[Task statement] Which lines hold the word "frac"? Show each of them.

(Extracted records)
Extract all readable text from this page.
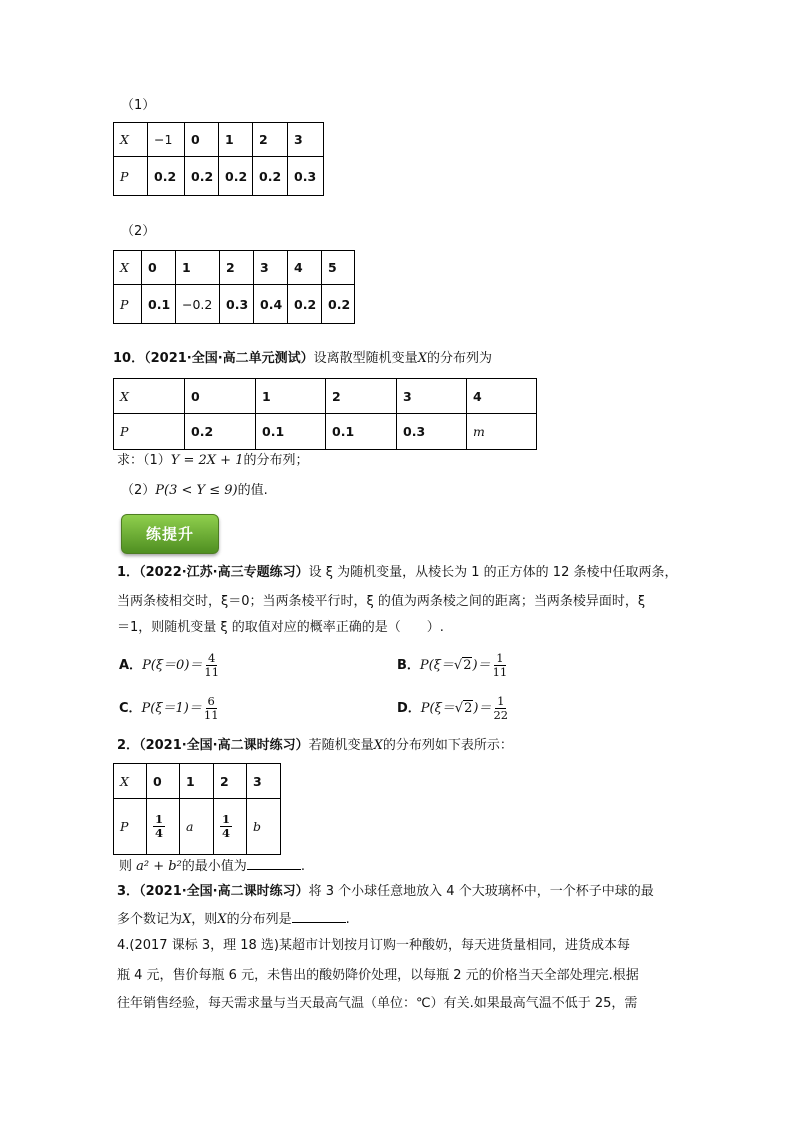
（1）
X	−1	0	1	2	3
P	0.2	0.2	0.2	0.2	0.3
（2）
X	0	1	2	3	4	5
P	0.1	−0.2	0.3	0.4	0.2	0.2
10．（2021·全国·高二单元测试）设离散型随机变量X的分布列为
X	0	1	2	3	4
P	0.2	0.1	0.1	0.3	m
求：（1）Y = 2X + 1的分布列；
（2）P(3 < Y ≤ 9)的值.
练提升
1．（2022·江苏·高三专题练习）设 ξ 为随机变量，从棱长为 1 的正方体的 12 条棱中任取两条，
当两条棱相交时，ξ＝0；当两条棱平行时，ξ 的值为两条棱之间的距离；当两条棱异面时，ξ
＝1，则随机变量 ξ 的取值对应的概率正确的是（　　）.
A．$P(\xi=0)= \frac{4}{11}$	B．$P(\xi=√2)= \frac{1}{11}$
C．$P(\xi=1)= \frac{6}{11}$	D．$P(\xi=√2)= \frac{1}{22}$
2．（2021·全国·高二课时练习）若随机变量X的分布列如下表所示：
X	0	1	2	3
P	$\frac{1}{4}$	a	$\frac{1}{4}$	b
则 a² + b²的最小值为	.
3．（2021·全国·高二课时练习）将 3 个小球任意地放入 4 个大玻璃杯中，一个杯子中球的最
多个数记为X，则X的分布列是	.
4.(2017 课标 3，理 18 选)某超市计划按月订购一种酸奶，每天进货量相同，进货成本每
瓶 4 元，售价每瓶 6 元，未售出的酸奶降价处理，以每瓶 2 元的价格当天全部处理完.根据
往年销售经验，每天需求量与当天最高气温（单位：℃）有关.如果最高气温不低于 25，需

[Response below]
A．$P(\xi=0)= \frac{4}{11}$	B．$P(\xi=√2)= \frac{1}{11}$
C．$P(\xi=1)= \frac{6}{11}$	D．$P(\xi=√2)= \frac{1}{22}$
P	$\frac{1}{4}$	a	$\frac{1}{4}$	b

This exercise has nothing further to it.